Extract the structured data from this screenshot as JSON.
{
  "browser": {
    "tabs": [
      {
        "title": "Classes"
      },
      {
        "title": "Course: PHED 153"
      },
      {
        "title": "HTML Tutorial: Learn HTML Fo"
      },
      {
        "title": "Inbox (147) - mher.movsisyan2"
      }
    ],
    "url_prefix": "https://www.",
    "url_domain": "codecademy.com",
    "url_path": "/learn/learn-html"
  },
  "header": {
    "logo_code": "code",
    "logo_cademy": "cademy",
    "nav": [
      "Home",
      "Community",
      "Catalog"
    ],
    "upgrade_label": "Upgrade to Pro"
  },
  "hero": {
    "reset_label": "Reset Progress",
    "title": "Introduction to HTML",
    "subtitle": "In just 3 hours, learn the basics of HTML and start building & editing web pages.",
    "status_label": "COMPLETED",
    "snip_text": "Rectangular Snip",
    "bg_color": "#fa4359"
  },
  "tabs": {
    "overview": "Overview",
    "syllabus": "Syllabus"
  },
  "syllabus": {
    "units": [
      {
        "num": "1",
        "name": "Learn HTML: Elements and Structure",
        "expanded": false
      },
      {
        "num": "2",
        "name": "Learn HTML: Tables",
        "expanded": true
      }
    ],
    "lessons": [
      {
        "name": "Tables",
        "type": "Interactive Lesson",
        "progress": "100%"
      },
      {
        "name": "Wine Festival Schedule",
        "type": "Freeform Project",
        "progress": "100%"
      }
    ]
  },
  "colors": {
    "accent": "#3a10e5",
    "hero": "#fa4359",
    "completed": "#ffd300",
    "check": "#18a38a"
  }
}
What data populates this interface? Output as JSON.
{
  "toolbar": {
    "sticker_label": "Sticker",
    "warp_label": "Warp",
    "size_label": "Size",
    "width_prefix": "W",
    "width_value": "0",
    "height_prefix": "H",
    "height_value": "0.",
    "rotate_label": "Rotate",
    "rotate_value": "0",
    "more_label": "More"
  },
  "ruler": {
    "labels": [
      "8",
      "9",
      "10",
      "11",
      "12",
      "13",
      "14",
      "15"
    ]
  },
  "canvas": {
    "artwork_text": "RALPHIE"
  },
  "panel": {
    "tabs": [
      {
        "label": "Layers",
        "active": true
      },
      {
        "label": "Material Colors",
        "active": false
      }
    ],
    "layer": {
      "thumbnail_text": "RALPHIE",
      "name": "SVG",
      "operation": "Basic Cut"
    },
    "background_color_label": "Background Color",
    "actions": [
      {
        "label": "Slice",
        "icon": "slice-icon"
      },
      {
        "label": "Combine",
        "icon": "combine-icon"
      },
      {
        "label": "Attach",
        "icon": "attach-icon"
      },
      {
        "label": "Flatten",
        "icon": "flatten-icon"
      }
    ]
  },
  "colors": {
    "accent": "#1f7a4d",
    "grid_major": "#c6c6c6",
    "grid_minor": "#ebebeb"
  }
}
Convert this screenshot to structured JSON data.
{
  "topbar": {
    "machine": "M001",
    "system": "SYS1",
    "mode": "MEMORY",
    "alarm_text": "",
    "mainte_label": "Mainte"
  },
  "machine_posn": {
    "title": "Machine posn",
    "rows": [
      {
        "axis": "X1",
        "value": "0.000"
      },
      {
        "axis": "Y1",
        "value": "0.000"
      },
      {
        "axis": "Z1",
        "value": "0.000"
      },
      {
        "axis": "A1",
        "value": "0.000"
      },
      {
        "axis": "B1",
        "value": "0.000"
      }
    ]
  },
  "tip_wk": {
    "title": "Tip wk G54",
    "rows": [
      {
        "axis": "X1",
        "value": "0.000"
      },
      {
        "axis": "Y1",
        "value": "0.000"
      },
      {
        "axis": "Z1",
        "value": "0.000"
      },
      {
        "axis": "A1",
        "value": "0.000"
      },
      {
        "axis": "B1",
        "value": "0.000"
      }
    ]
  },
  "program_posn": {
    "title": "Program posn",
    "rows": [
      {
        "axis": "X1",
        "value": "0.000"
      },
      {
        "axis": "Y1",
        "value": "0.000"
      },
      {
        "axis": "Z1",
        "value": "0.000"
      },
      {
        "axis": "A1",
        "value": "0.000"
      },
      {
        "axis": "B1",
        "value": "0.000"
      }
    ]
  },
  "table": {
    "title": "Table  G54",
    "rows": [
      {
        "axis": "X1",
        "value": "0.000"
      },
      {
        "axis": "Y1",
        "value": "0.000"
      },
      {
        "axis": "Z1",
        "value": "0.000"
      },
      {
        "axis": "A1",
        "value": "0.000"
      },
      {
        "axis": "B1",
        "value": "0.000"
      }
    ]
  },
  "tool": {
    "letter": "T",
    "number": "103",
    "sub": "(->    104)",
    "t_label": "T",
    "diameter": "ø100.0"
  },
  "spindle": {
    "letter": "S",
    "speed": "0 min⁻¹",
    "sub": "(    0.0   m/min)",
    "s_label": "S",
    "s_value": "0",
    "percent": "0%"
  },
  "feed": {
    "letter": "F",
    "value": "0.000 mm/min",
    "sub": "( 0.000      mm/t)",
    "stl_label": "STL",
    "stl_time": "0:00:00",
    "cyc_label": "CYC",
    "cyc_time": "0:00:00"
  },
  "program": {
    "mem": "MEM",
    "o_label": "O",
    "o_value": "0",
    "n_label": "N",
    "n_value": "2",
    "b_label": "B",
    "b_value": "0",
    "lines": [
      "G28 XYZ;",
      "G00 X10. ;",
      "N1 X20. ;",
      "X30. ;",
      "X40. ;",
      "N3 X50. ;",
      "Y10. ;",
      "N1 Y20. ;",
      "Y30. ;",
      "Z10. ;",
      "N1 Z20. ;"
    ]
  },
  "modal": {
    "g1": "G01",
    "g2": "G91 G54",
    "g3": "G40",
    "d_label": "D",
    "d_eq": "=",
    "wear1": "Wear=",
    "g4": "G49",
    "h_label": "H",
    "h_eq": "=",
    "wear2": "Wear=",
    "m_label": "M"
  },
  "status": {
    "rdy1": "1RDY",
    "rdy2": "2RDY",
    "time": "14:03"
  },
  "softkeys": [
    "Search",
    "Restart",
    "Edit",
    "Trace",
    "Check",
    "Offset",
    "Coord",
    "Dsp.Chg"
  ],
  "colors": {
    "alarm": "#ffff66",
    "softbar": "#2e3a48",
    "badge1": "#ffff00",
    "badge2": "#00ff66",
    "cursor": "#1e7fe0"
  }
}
_____
What you should do »
Return every line containing "data".

Finished exercise »
Extract the structured data from this screenshot as JSON.
What data populates this interface? Output as JSON.
Convert this screenshot to structured JSON data.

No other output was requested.